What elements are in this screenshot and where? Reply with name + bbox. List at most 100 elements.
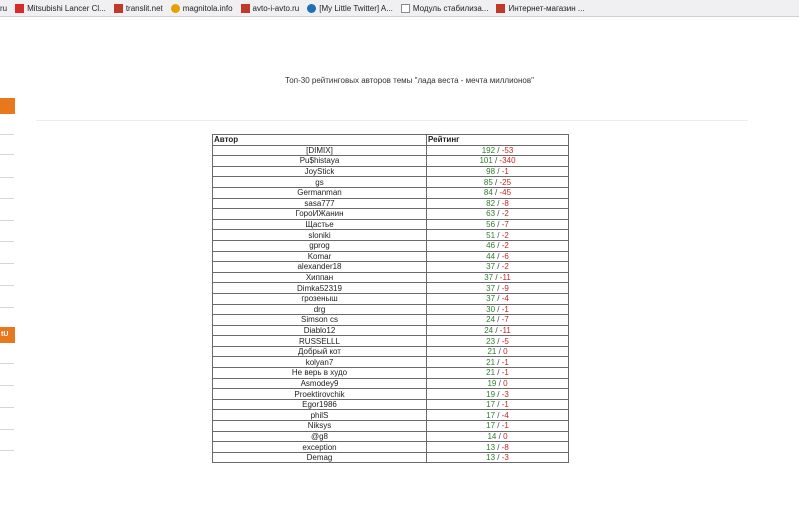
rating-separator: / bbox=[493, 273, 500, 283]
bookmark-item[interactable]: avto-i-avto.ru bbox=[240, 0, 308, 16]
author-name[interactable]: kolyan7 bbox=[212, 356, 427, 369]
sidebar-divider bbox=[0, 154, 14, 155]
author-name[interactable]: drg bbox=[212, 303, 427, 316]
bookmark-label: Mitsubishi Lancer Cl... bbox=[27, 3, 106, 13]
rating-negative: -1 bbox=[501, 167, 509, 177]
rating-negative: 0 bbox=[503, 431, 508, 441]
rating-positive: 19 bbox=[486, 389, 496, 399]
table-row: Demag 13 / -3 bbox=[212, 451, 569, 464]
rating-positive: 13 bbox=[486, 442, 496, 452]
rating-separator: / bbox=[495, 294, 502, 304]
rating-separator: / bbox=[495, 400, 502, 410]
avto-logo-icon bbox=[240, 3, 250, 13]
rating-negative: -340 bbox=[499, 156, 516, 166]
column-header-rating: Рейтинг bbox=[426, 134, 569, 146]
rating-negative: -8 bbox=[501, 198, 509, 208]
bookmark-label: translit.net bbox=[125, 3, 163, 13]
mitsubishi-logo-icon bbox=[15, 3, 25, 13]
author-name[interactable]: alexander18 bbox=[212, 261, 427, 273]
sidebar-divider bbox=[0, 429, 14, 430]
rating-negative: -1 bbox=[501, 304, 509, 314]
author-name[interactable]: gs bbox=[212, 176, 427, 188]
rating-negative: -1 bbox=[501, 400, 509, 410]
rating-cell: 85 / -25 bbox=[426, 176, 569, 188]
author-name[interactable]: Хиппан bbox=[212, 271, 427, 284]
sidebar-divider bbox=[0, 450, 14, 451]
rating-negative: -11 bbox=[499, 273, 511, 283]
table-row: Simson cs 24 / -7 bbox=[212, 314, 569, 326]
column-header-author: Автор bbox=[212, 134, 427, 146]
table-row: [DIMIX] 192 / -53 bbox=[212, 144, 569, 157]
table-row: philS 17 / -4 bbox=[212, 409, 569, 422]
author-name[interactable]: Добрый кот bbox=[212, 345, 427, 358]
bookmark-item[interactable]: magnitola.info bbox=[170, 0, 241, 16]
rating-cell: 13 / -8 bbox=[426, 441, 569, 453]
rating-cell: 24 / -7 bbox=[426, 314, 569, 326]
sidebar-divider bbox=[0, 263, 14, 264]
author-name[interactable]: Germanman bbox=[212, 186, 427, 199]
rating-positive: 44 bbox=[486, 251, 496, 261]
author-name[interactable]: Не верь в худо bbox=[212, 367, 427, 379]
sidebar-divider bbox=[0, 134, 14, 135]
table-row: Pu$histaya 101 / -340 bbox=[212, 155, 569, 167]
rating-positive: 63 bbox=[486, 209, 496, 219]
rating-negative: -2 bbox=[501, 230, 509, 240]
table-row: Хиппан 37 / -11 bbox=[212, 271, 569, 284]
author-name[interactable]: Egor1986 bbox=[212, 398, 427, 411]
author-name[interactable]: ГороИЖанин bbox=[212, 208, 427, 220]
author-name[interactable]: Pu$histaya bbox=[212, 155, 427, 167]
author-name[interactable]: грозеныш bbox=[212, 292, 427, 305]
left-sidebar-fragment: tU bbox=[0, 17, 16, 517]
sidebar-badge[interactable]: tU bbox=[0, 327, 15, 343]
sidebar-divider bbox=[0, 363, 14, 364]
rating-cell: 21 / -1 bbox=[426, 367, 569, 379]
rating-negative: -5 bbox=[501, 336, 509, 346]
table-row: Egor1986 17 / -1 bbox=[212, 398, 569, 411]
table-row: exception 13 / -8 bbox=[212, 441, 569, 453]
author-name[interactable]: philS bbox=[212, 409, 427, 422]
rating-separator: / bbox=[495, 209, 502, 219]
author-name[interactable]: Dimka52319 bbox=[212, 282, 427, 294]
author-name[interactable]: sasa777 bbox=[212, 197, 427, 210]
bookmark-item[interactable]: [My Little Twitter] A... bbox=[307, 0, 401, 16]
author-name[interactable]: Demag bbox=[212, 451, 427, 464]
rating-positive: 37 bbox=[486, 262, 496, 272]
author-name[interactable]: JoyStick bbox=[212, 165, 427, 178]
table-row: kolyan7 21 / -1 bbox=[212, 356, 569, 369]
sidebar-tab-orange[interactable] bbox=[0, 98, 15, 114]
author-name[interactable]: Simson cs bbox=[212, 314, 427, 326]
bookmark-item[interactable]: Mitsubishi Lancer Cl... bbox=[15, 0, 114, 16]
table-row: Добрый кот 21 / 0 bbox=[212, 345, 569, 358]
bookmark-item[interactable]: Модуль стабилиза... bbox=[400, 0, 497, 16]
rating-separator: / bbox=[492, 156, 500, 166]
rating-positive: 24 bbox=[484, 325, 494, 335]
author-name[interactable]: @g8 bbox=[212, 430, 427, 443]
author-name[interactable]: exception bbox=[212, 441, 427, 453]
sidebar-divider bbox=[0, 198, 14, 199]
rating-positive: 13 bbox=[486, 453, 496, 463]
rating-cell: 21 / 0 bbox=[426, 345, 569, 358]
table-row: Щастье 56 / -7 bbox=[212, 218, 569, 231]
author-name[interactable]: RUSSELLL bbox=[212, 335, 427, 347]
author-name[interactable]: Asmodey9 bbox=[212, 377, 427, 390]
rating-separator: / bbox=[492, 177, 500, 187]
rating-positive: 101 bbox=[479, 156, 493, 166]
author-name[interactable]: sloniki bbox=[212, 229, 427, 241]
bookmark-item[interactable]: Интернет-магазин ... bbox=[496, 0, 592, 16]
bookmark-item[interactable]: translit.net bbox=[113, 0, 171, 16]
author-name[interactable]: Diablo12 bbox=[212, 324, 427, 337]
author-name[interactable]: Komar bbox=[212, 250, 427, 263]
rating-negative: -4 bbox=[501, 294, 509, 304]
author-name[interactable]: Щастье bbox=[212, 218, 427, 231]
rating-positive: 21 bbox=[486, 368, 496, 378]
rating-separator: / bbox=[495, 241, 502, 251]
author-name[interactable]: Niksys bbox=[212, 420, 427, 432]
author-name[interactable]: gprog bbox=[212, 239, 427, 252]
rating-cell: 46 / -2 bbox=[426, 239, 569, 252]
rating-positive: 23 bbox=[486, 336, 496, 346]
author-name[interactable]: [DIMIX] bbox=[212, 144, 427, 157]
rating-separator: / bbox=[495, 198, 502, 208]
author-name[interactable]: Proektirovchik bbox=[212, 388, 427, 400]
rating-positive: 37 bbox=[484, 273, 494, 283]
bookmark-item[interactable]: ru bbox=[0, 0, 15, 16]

----------

Rewrite everything in the records from the line containing "rating-separator: / bbox=[493, 273, 500, 283]" down to the line containing "author-name[interactable]: Хиппан bbox=[212, 271, 427, 284]", putting "rating-divider" wherever "rating-separator" appears and leaving the rest of those lines unchanged.

*Task result*
rating-divider: / bbox=[493, 273, 500, 283]
bookmark-item[interactable]: avto-i-avto.ru bbox=[240, 0, 308, 16]
author-name[interactable]: kolyan7 bbox=[212, 356, 427, 369]
sidebar-divider bbox=[0, 154, 14, 155]
author-name[interactable]: drg bbox=[212, 303, 427, 316]
bookmark-label: Mitsubishi Lancer Cl... bbox=[27, 3, 106, 13]
rating-negative: -1 bbox=[501, 167, 509, 177]
rating-negative: 0 bbox=[503, 431, 508, 441]
rating-positive: 19 bbox=[486, 389, 496, 399]
table-row: Demag 13 / -3 bbox=[212, 451, 569, 464]
rating-positive: 13 bbox=[486, 442, 496, 452]
rating-divider: / bbox=[495, 294, 502, 304]
rating-divider: / bbox=[495, 400, 502, 410]
avto-logo-icon bbox=[240, 3, 250, 13]
rating-negative: -340 bbox=[499, 156, 516, 166]
column-header-rating: Рейтинг bbox=[426, 134, 569, 146]
rating-negative: -8 bbox=[501, 198, 509, 208]
bookmark-label: translit.net bbox=[125, 3, 163, 13]
mitsubishi-logo-icon bbox=[15, 3, 25, 13]
author-name[interactable]: alexander18 bbox=[212, 261, 427, 273]
sidebar-divider bbox=[0, 429, 14, 430]
rating-negative: -1 bbox=[501, 304, 509, 314]
author-name[interactable]: gs bbox=[212, 176, 427, 188]
rating-negative: -1 bbox=[501, 400, 509, 410]
rating-cell: 85 / -25 bbox=[426, 176, 569, 188]
author-name[interactable]: Хиппан bbox=[212, 271, 427, 284]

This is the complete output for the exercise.